**What is asked:** Copy, in full, each line of the material that holds the word "apps".

Stored data:
+===+

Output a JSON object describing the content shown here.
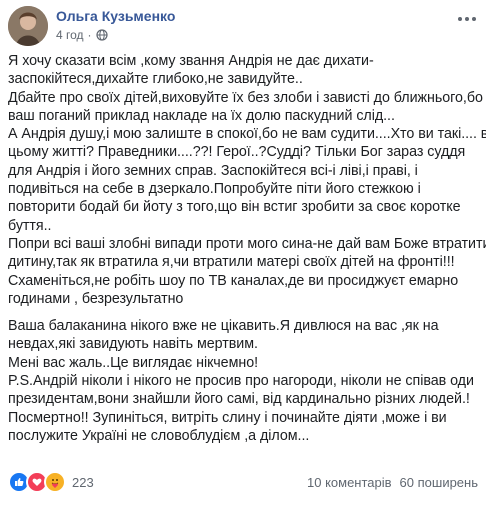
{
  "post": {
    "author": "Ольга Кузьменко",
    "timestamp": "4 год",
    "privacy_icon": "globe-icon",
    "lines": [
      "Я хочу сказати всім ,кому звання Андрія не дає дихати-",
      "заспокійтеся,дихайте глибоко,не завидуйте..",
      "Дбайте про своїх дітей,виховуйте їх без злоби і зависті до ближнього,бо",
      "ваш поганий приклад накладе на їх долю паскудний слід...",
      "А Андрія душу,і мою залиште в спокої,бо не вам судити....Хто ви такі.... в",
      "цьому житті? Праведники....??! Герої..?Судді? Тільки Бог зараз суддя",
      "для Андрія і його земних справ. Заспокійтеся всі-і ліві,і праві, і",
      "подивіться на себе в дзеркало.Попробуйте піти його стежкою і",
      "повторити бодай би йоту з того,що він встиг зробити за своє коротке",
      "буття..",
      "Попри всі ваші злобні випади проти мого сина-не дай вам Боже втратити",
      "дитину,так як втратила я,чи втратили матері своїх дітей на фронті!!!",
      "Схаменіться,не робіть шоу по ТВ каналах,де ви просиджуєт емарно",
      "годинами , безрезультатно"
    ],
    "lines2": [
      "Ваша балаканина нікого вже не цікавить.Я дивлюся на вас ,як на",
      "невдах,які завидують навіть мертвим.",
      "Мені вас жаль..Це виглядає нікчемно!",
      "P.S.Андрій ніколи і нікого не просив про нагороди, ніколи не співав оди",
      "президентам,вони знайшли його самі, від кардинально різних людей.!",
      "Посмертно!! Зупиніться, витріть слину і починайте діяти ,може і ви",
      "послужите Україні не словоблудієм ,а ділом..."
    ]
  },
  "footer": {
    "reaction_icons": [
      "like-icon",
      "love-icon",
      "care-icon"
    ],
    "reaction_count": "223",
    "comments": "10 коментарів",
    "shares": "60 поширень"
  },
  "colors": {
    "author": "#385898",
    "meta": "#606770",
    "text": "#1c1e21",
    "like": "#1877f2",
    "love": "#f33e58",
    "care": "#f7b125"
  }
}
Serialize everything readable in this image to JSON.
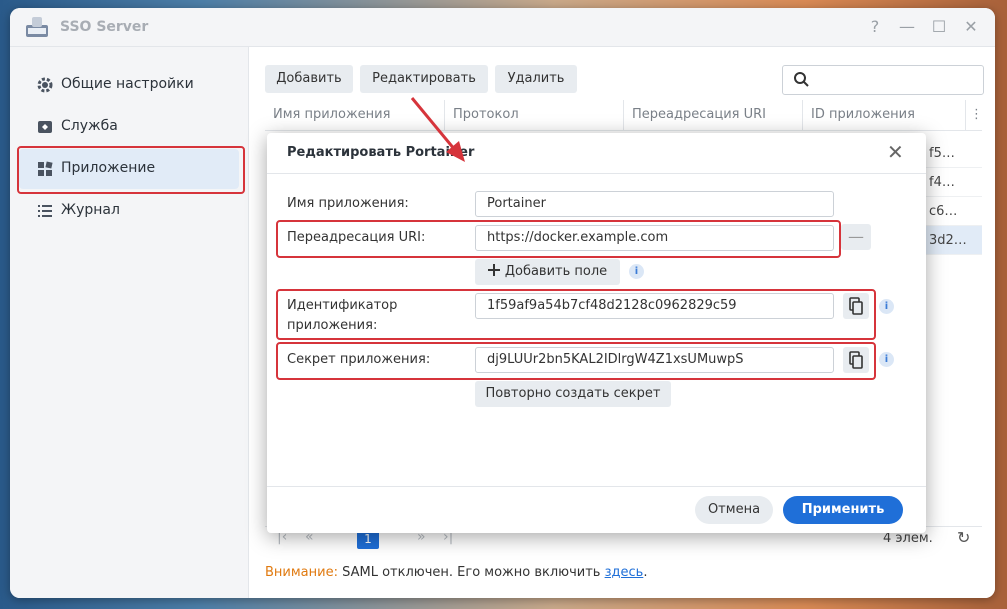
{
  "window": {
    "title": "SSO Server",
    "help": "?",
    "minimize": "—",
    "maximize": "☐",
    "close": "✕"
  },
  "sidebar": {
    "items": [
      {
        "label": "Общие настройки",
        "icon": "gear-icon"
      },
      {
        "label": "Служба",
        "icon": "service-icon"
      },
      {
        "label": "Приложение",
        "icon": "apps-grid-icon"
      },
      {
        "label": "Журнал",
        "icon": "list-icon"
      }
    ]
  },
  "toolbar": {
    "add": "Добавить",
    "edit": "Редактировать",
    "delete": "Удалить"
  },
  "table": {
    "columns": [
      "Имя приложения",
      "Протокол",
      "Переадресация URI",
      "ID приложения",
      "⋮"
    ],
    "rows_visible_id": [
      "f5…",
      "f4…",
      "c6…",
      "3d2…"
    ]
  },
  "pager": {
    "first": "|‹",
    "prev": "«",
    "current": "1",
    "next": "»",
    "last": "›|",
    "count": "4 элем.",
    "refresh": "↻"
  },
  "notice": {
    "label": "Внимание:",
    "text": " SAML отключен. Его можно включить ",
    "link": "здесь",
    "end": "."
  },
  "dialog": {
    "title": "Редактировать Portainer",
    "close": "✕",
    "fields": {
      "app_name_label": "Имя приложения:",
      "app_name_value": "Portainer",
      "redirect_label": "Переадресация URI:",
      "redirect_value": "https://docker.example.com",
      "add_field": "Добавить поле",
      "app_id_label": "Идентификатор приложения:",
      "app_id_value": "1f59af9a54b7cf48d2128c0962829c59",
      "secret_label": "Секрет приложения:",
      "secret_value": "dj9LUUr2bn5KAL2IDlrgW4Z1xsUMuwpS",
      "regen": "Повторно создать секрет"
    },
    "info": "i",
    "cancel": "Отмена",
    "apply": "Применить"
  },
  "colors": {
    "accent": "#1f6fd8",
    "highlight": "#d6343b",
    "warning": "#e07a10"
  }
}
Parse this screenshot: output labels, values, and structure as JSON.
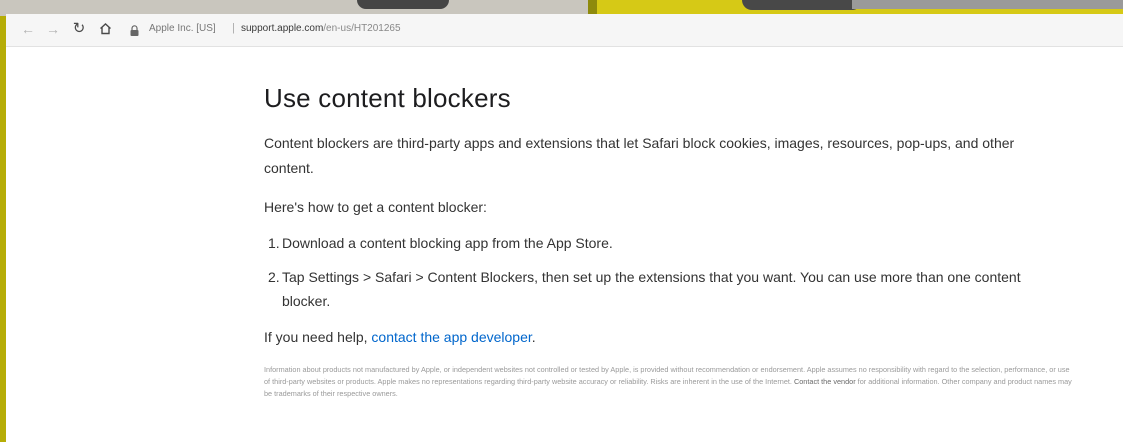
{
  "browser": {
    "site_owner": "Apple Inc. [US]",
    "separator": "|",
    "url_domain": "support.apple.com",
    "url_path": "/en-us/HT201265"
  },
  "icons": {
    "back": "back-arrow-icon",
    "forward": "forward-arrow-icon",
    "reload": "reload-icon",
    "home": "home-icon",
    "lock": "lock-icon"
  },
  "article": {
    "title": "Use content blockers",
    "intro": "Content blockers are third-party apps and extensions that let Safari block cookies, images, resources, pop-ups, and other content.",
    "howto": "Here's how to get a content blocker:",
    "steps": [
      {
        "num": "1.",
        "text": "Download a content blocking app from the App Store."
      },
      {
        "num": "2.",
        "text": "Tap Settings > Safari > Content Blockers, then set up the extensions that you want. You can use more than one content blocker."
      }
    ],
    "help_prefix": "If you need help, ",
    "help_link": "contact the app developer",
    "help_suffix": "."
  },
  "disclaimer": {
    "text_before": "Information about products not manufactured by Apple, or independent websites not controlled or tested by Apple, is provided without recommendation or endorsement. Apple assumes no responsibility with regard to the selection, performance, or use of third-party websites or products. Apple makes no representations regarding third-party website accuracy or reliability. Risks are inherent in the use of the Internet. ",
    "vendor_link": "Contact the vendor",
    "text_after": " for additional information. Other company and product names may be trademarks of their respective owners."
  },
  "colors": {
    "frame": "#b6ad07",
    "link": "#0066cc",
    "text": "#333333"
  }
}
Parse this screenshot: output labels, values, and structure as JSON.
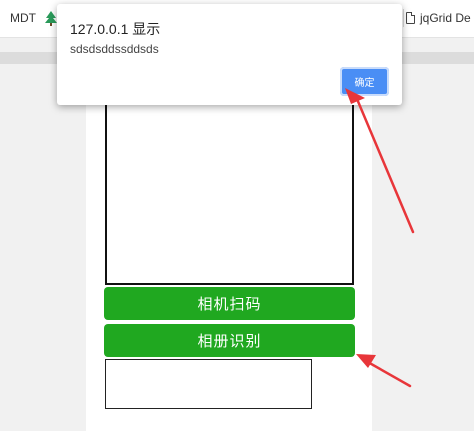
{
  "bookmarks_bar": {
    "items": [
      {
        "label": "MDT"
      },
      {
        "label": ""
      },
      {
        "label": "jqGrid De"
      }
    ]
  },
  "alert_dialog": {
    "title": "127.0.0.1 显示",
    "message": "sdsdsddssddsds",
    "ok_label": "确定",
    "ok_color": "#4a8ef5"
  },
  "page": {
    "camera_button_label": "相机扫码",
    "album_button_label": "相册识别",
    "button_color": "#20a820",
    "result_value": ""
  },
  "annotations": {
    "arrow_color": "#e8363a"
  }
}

+===+

**Response:**
        "icon": "apps-grid-icon"
    "intro": "Content blockers are third-party apps and extensions that let Safari block cookies, images, resources, pop-ups, and other content.",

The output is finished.